Extracted records:
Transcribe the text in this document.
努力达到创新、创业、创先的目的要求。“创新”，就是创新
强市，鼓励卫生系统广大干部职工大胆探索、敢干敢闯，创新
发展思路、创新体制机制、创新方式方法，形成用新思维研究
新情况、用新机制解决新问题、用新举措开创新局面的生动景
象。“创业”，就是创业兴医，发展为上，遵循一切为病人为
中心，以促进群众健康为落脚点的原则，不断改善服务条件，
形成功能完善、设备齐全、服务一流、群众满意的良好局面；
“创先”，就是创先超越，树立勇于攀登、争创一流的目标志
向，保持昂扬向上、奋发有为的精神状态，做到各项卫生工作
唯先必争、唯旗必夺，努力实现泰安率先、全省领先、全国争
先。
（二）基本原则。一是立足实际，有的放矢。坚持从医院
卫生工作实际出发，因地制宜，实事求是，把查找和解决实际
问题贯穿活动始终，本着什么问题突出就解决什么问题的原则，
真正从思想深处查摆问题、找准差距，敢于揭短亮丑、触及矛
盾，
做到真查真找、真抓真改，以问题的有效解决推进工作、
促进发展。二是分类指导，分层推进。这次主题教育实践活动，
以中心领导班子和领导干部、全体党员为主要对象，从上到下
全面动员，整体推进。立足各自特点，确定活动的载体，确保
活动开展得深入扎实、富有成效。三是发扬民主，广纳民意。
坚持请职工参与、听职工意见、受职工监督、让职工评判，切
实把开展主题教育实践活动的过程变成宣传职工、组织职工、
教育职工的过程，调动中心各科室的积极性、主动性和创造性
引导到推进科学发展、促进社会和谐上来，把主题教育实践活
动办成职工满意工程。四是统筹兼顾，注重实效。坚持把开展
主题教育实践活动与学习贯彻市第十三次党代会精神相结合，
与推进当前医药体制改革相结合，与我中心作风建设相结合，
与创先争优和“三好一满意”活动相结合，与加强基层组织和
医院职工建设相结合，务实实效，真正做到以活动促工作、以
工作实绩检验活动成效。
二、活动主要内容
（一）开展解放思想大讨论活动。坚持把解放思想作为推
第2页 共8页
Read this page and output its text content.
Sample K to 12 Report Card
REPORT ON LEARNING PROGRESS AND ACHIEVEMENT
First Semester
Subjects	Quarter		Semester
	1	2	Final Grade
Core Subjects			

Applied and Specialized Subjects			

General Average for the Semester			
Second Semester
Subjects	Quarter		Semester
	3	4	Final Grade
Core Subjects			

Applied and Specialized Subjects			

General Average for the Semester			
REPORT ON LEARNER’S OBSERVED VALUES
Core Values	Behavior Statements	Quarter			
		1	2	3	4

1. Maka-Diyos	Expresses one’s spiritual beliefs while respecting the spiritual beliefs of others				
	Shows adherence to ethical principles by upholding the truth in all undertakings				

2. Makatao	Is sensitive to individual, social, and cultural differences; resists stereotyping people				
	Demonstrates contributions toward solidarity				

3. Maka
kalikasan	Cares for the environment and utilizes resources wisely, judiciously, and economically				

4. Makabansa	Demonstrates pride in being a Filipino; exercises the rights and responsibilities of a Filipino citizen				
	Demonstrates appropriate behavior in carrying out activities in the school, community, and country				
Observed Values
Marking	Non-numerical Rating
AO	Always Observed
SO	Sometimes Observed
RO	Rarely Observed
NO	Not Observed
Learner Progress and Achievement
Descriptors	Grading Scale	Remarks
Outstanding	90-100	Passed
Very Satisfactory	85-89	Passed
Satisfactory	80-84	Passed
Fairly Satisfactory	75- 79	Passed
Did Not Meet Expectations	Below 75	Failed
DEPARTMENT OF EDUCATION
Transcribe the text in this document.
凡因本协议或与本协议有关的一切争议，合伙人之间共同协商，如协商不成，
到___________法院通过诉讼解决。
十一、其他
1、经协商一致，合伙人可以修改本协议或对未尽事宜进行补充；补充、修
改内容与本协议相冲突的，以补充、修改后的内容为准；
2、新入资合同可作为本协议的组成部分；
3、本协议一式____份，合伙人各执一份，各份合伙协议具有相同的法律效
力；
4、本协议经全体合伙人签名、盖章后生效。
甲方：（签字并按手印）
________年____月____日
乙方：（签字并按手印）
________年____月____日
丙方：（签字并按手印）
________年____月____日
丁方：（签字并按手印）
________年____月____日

[STATED PROBLEM]
Where a line of the entries contains the word "Satisfactory", copy that line.

[SOLUTION FOR THIS EXERCISE]
Very Satisfactory	85-89	Passed
Satisfactory	80-84	Passed
Fairly Satisfactory	75- 79	Passed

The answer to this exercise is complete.